→ EXERCISE
Each line in the entries below that holds the string "subtitle" is to be listed.

=== RECORDS PROVIDED ===

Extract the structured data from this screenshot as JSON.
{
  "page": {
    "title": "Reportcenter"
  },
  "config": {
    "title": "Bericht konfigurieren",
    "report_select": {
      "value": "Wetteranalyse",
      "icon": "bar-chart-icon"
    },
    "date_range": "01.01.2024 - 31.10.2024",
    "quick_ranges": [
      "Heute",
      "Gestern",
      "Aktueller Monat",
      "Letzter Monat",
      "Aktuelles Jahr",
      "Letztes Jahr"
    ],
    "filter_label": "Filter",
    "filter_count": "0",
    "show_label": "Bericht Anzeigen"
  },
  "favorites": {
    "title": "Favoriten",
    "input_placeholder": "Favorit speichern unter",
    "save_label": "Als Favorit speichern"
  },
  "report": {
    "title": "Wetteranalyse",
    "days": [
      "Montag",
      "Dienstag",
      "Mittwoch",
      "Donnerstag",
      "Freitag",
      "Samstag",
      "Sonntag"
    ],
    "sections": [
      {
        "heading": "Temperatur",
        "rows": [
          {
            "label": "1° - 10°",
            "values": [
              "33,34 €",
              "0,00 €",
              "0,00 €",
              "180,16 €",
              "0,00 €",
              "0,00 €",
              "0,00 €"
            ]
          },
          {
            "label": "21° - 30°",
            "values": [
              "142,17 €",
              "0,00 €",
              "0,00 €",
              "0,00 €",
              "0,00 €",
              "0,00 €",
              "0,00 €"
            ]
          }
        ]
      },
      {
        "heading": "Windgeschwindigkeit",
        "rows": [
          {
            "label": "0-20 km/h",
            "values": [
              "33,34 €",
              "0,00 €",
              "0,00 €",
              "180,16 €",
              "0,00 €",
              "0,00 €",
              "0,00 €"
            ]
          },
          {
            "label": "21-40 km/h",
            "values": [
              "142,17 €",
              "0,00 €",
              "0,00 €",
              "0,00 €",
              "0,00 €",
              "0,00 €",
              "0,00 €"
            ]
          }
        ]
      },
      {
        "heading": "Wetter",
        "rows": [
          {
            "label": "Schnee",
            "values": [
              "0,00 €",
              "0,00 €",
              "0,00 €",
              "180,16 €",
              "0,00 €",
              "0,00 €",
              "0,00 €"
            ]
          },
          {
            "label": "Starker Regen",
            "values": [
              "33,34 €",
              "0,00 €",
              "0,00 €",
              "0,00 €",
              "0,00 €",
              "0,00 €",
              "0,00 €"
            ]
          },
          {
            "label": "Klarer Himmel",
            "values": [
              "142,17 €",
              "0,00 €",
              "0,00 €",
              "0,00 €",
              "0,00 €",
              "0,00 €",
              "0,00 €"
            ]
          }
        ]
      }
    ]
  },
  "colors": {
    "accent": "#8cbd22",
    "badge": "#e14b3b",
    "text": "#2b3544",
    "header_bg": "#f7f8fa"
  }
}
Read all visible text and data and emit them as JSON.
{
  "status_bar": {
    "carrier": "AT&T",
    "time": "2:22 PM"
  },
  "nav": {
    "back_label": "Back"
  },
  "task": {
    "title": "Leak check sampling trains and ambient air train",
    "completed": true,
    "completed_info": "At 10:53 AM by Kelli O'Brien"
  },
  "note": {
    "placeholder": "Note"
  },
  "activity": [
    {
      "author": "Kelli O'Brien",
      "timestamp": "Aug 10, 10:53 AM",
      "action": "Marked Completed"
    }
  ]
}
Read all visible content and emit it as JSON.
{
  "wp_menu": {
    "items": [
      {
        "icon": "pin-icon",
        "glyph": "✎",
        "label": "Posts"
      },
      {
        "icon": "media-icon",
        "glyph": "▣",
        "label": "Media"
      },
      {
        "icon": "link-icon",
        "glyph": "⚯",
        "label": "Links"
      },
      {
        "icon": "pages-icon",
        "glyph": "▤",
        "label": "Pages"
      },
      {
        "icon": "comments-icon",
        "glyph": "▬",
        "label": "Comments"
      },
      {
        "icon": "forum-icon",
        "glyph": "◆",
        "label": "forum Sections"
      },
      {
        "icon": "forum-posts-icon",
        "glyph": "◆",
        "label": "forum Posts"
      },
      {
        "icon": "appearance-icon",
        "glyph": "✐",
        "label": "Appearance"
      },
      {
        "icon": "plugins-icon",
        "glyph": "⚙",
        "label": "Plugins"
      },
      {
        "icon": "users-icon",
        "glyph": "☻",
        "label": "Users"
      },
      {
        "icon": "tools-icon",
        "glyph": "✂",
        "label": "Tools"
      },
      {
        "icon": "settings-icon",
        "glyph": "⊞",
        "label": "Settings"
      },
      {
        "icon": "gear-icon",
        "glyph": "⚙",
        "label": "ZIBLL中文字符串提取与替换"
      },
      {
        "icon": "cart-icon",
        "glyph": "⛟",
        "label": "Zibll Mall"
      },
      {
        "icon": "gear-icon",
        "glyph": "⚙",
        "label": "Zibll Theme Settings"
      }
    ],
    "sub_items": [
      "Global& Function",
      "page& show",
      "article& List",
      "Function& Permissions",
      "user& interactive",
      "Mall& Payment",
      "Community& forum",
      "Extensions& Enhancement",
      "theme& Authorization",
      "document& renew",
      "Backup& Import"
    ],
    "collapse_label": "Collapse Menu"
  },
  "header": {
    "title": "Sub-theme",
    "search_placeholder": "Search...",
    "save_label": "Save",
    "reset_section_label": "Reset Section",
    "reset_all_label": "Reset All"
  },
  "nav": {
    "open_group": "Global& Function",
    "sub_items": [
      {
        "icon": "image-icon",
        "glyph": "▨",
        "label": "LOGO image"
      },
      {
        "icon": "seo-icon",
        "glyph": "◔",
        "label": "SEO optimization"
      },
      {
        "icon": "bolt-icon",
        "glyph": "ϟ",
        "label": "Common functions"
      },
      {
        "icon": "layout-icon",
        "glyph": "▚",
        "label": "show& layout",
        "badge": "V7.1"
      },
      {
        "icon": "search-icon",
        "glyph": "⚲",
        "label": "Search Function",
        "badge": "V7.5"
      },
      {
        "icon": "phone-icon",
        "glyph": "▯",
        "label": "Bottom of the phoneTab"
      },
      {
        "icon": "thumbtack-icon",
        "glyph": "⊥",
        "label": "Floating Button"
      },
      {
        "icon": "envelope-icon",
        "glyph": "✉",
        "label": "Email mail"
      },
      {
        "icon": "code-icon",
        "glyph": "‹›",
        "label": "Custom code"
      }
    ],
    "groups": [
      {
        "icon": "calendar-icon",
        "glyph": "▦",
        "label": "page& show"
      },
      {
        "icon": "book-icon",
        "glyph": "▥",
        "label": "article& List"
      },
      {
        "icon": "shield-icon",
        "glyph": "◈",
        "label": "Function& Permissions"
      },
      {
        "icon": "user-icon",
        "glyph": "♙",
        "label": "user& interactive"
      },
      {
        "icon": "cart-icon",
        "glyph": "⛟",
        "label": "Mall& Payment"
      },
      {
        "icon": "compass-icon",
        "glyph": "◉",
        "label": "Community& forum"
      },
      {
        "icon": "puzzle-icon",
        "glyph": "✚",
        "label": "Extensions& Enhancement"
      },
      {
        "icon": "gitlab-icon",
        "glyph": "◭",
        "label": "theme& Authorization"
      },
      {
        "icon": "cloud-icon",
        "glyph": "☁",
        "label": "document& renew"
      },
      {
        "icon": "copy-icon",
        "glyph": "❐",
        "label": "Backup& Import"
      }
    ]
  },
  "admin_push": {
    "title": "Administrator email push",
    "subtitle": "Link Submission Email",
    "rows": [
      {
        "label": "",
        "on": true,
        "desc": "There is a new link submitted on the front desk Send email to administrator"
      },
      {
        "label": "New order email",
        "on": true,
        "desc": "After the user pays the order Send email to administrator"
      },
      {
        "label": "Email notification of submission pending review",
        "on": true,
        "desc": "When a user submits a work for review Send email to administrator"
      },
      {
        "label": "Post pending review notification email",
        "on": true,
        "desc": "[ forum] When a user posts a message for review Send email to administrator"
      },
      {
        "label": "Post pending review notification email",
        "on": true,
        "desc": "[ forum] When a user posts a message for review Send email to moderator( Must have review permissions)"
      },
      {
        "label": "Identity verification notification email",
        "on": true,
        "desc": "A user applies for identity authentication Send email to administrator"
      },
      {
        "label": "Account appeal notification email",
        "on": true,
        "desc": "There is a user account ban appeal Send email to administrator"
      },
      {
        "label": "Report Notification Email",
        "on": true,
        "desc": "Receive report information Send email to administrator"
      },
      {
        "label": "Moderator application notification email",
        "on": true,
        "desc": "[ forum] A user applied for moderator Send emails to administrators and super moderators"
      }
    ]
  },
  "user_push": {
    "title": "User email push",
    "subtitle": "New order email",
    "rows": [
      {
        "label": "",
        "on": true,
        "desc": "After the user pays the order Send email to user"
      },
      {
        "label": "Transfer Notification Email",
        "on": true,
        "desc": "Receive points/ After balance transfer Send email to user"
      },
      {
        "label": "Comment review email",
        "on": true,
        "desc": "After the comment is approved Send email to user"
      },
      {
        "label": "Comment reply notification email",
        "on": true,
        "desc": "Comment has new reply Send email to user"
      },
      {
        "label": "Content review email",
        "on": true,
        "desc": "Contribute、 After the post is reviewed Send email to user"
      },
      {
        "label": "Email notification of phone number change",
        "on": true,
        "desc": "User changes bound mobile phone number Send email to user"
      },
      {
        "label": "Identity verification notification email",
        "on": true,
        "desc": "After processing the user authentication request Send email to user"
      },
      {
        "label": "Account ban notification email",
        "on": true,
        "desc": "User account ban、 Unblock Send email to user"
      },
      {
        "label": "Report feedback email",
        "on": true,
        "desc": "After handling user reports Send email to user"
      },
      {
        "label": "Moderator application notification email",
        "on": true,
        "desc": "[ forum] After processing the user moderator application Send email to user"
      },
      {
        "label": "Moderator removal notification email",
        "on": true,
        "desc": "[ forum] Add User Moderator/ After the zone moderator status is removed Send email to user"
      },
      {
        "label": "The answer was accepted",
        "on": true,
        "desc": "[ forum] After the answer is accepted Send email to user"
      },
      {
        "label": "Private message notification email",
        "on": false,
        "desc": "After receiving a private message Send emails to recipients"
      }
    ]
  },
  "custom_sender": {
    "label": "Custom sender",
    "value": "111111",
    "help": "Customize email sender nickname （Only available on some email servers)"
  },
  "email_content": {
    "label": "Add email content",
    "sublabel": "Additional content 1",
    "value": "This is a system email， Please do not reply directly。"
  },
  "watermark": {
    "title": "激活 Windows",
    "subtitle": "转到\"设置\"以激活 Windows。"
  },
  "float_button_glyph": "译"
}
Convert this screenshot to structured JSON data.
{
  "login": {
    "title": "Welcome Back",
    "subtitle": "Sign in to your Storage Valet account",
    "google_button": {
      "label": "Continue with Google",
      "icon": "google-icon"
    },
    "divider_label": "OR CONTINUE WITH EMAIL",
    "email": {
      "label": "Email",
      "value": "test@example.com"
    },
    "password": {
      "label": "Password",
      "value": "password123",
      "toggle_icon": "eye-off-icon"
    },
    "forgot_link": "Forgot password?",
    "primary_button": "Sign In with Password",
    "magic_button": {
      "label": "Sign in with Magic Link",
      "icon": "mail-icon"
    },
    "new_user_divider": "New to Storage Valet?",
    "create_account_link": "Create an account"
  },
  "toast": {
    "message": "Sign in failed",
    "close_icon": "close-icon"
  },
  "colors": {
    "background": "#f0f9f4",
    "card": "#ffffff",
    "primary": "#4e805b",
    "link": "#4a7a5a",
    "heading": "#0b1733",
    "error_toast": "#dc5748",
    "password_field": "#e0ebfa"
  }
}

===

→ ANSWER TO THE TASK
    "subtitle": "Link Submission Email",
    "subtitle": "New order email",
    "subtitle": "转到\"设置\"以激活 Windows。"
    "subtitle": "Sign in to your Storage Valet account",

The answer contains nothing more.